>>>>>

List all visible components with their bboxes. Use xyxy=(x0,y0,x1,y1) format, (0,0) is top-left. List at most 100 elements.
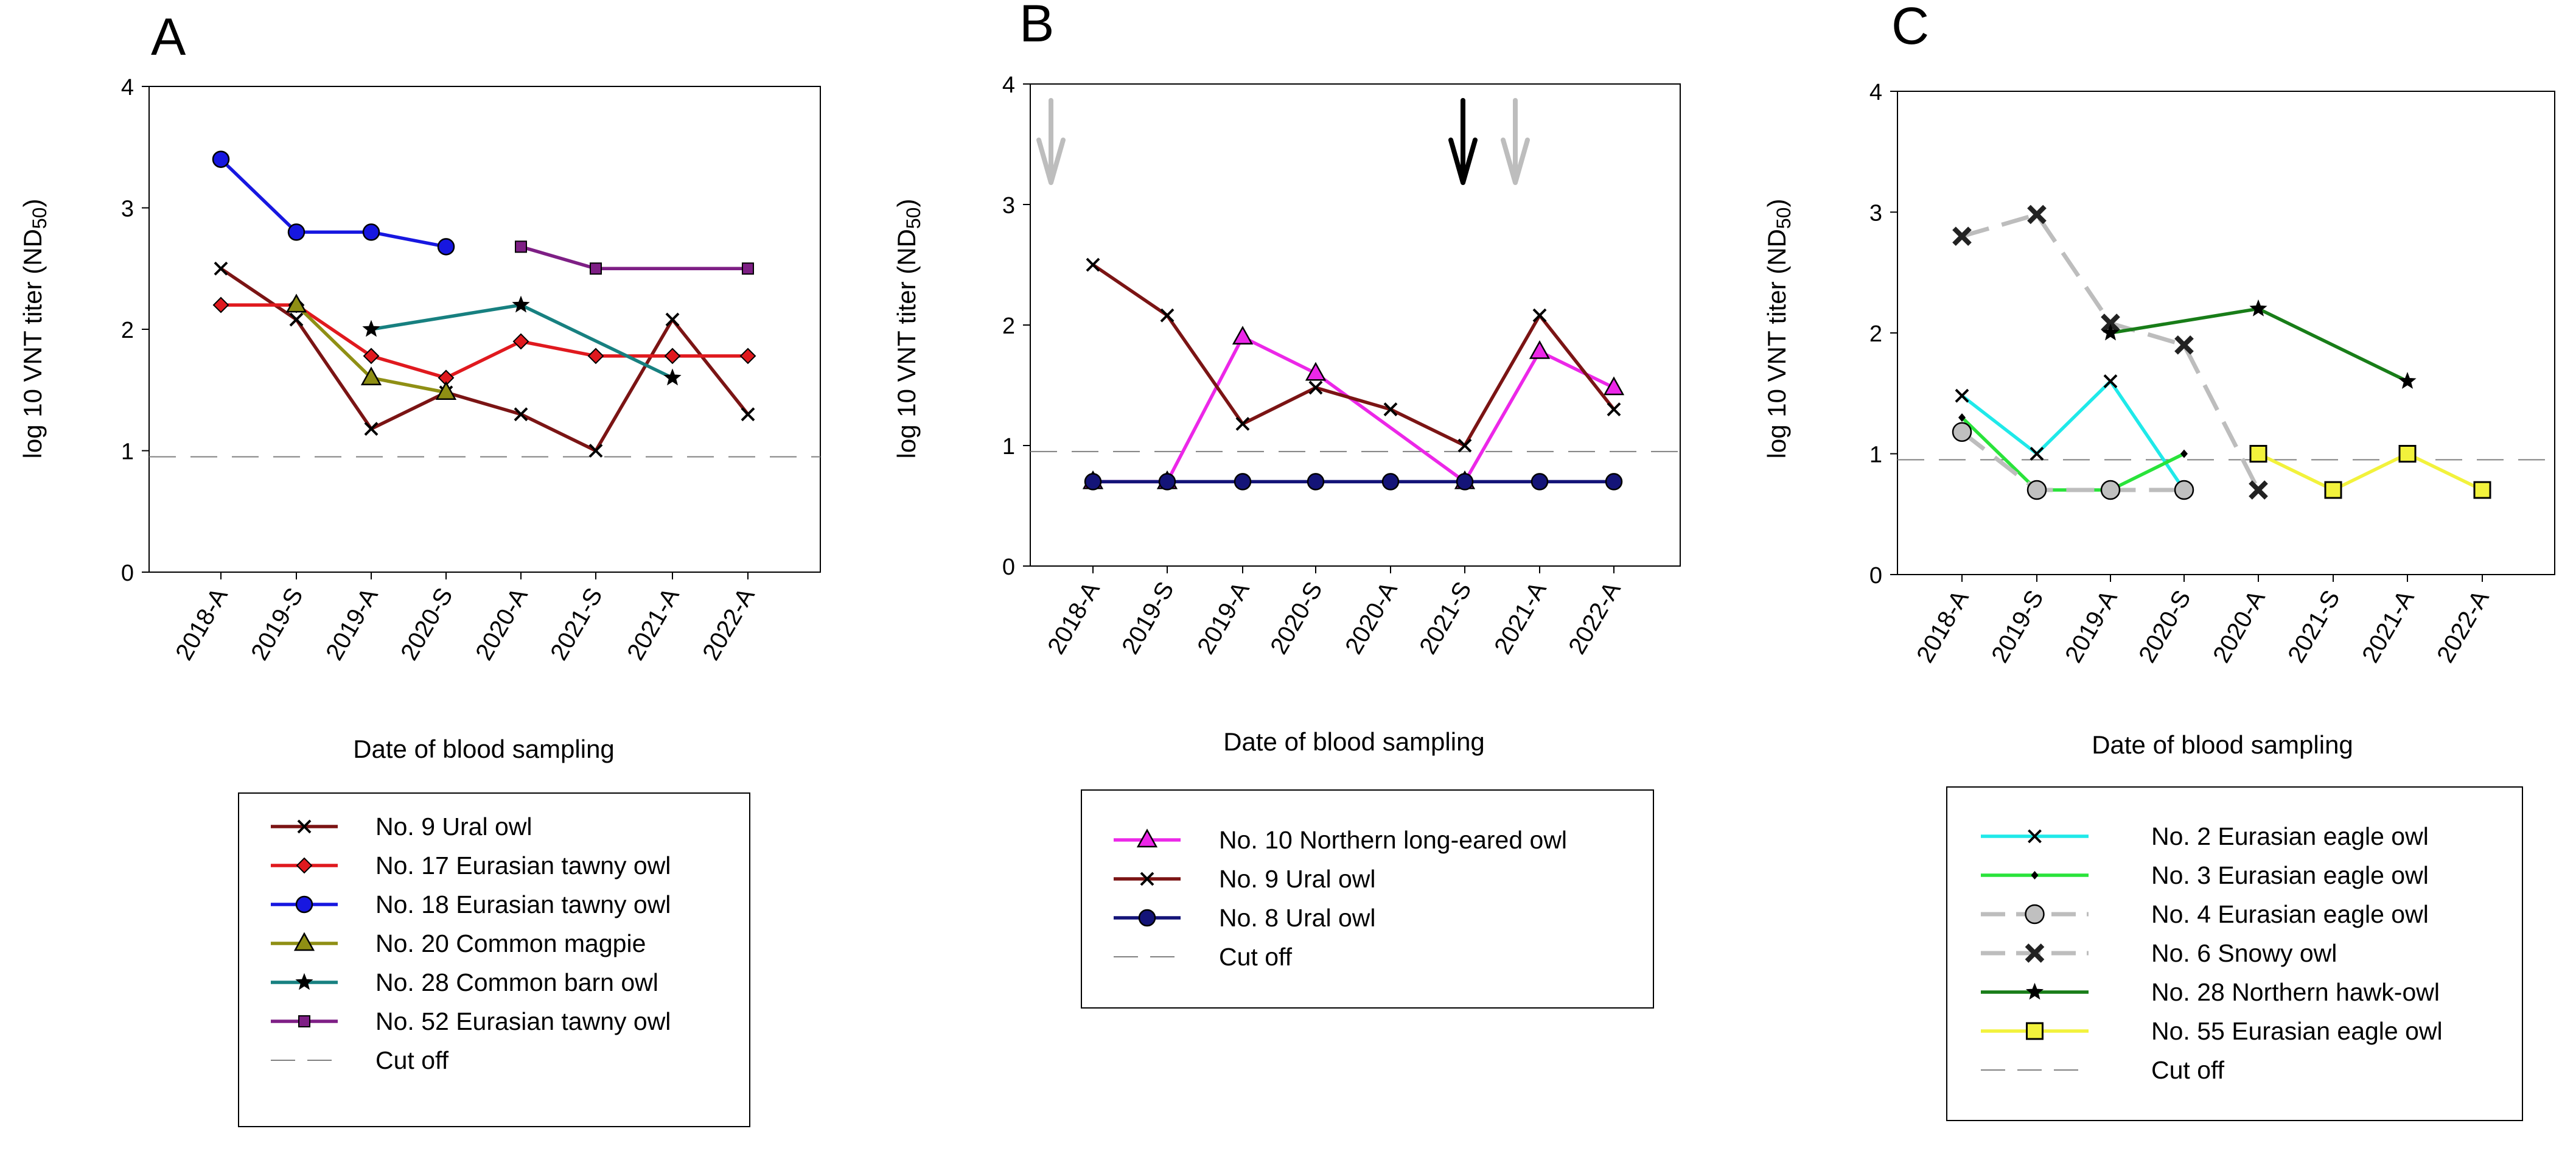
data-point xyxy=(742,262,754,275)
data-point xyxy=(2174,480,2194,500)
x-tick-label: 2021-A xyxy=(2357,586,2420,667)
legend-entry: No. 17 Eurasian tawny owl xyxy=(271,852,671,879)
data-point xyxy=(1305,362,1327,381)
x-tick-label: 2021-S xyxy=(1414,578,1477,659)
series-no-17-eurasian-tawny-owl xyxy=(212,296,756,386)
data-point xyxy=(590,262,602,275)
x-tick-label: 2019-S xyxy=(1117,578,1179,659)
data-point xyxy=(1605,473,1623,491)
x-axis-label: Date of blood sampling xyxy=(1223,727,1485,756)
y-tick-label: 2 xyxy=(121,318,134,343)
legend: No. 10 Northern long-eared owl No. 9 Ural… xyxy=(1081,789,1654,1009)
x-tick-label: 2021-S xyxy=(2283,586,2345,668)
legend-marker xyxy=(1140,872,1154,886)
y-axis-label-subscript: 50 xyxy=(902,208,924,229)
data-point xyxy=(2027,205,2047,225)
data-point xyxy=(2398,372,2417,389)
legend-entry: No. 8 Ural owl xyxy=(1114,904,1375,932)
legend-label: No. 28 Northern hawk-owl xyxy=(2151,978,2440,1006)
y-tick-label: 2 xyxy=(1869,321,1882,347)
legend-box xyxy=(238,792,750,1127)
legend-marker xyxy=(293,932,315,951)
series-no-9-ural-owl xyxy=(1086,257,1621,453)
x-tick-label: 2020-S xyxy=(2134,586,2196,668)
legend-box xyxy=(1081,789,1654,1009)
data-point xyxy=(1232,326,1254,345)
data-point xyxy=(287,223,305,241)
legend-label: No. 6 Snowy owl xyxy=(2151,939,2337,967)
black-arrow-icon xyxy=(1448,98,1478,185)
x-tick-label: 2020-S xyxy=(1265,578,1328,659)
data-point xyxy=(214,261,228,276)
y-axis-label-tail: ) xyxy=(892,199,921,208)
series-no-6-snowy-owl xyxy=(1952,205,2268,500)
legend-label: No. 20 Common magpie xyxy=(375,929,646,957)
data-point xyxy=(739,348,756,365)
data-point xyxy=(2101,313,2120,333)
legend-marker xyxy=(2025,943,2045,963)
x-tick-label: 2021-A xyxy=(1489,577,1552,659)
legend-entry: No. 2 Eurasian eagle owl xyxy=(1981,822,2429,850)
legend-marker xyxy=(297,819,312,834)
data-point xyxy=(285,293,307,313)
legend-box xyxy=(1946,786,2523,1121)
y-tick-label: 1 xyxy=(1002,434,1015,460)
data-point xyxy=(212,150,230,168)
legend-label: No. 55 Eurasian eagle owl xyxy=(2151,1017,2443,1045)
data-point xyxy=(2249,445,2267,463)
data-point xyxy=(512,295,530,313)
legend-marker xyxy=(296,857,313,874)
legend-marker xyxy=(2025,904,2045,925)
data-point xyxy=(2249,299,2267,316)
legend-label: No. 2 Eurasian eagle owl xyxy=(2151,822,2429,850)
series-line xyxy=(1092,263,1616,447)
data-point xyxy=(665,312,680,327)
data-point xyxy=(2100,480,2121,500)
legend-label: No. 28 Common barn owl xyxy=(375,968,658,996)
y-axis-label: log 10 VNT titer (ND50) xyxy=(18,199,51,459)
series-line xyxy=(1961,379,2186,491)
series-line xyxy=(2257,452,2484,492)
data-point xyxy=(1086,257,1100,272)
data-point xyxy=(1160,308,1175,323)
series-no-28-common-barn-owl xyxy=(362,295,682,386)
data-point xyxy=(362,223,380,241)
data-point xyxy=(1952,422,1972,442)
data-point xyxy=(1084,473,1102,491)
legend-marker xyxy=(2028,829,2042,844)
y-tick-label: 4 xyxy=(121,75,134,100)
series-no-2-eurasian-eagle-owl xyxy=(1955,374,2191,497)
data-point xyxy=(1456,473,1474,491)
y-axis-label-main: log 10 VNT titer (ND xyxy=(1762,229,1791,458)
legend-label: Cut off xyxy=(1219,943,1293,971)
y-tick-label: 1 xyxy=(121,439,134,465)
legend-marker xyxy=(2031,871,2039,879)
data-point xyxy=(1158,473,1176,491)
x-tick-label: 2019-A xyxy=(2060,586,2123,667)
legend-marker xyxy=(1138,909,1156,927)
data-point xyxy=(1952,226,1972,247)
legend-entry: No. 52 Eurasian tawny owl xyxy=(271,1007,671,1035)
gray-arrow-icon xyxy=(1501,98,1530,185)
legend-entry: No. 28 Northern hawk-owl xyxy=(1981,978,2440,1006)
legend-marker xyxy=(2025,982,2044,1000)
series-line xyxy=(1961,416,2185,492)
legend-entry: Cut off xyxy=(1981,1056,2225,1084)
data-point xyxy=(1235,416,1250,431)
x-tick-label: 2022-A xyxy=(697,583,760,665)
series-line xyxy=(1961,212,2261,491)
y-axis-label-subscript: 50 xyxy=(29,208,51,229)
y-tick-label: 0 xyxy=(1002,554,1015,580)
series-line xyxy=(1960,430,2184,492)
data-point xyxy=(435,381,457,400)
x-tick-label: 2022-A xyxy=(1563,577,1626,659)
series-line xyxy=(2110,307,2409,383)
legend: No. 2 Eurasian eagle owl No. 3 Eurasian e… xyxy=(1946,786,2523,1121)
legend-entry: No. 55 Eurasian eagle owl xyxy=(1981,1017,2443,1045)
y-tick-label: 0 xyxy=(121,561,134,586)
data-point xyxy=(362,320,380,337)
y-axis-label: log 10 VNT titer (ND50) xyxy=(892,199,924,459)
y-axis-label-tail: ) xyxy=(1762,199,1791,208)
plot-frame xyxy=(1897,91,2555,575)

<<<<<

[WHAT IS ASKED]: Show every line of the material above that contains the string "tawny", matching case exactly.

[ANSWER TO THE EXERCISE]:
legend-entry: No. 17 Eurasian tawny owl xyxy=(271,852,671,879)
series-no-17-eurasian-tawny-owl xyxy=(212,296,756,386)
legend-entry: No. 52 Eurasian tawny owl xyxy=(271,1007,671,1035)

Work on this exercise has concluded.